BEGIN

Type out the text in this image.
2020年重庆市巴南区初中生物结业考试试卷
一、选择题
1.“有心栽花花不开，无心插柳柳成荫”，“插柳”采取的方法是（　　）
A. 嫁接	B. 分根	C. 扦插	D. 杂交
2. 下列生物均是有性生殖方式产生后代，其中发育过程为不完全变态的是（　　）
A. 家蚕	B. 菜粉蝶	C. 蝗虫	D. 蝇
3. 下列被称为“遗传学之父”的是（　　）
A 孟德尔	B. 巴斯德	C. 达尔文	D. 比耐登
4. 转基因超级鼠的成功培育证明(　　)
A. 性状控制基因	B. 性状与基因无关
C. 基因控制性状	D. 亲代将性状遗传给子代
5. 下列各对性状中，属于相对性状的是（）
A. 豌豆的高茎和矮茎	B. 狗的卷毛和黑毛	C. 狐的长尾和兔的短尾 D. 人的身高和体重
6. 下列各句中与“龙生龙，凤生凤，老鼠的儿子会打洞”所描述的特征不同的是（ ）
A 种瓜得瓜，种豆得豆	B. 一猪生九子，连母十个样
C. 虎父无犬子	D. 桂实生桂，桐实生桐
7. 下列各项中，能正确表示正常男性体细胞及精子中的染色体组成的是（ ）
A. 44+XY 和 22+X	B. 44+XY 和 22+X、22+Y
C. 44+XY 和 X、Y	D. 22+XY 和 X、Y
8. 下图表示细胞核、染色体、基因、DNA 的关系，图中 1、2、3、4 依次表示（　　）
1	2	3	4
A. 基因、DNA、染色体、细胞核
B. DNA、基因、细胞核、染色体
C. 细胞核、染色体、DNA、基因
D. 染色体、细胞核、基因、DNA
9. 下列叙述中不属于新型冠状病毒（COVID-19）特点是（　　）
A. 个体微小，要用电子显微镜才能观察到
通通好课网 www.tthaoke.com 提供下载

END

**The task**
Retype every record above exactly as it appears.

**Solution**
Type out the text in this image.
2020年重庆市巴南区初中生物结业考试试卷
一、选择题
1.“有心栽花花不开，无心插柳柳成荫”，“插柳”采取的方法是（　　）
A. 嫁接	B. 分根	C. 扦插	D. 杂交
2. 下列生物均是有性生殖方式产生后代，其中发育过程为不完全变态的是（　　）
A. 家蚕	B. 菜粉蝶	C. 蝗虫	D. 蝇
3. 下列被称为“遗传学之父”的是（　　）
A 孟德尔	B. 巴斯德	C. 达尔文	D. 比耐登
4. 转基因超级鼠的成功培育证明(　　)
A. 性状控制基因	B. 性状与基因无关
C. 基因控制性状	D. 亲代将性状遗传给子代
5. 下列各对性状中，属于相对性状的是（）
A. 豌豆的高茎和矮茎	B. 狗的卷毛和黑毛	C. 狐的长尾和兔的短尾 D. 人的身高和体重
6. 下列各句中与“龙生龙，凤生凤，老鼠的儿子会打洞”所描述的特征不同的是（ ）
A 种瓜得瓜，种豆得豆	B. 一猪生九子，连母十个样
C. 虎父无犬子	D. 桂实生桂，桐实生桐
7. 下列各项中，能正确表示正常男性体细胞及精子中的染色体组成的是（ ）
A. 44+XY 和 22+X	B. 44+XY 和 22+X、22+Y
C. 44+XY 和 X、Y	D. 22+XY 和 X、Y
8. 下图表示细胞核、染色体、基因、DNA 的关系，图中 1、2、3、4 依次表示（　　）
1	2	3	4
A. 基因、DNA、染色体、细胞核
B. DNA、基因、细胞核、染色体
C. 细胞核、染色体、DNA、基因
D. 染色体、细胞核、基因、DNA
9. 下列叙述中不属于新型冠状病毒（COVID-19）特点是（　　）
A. 个体微小，要用电子显微镜才能观察到
通通好课网 www.tthaoke.com 提供下载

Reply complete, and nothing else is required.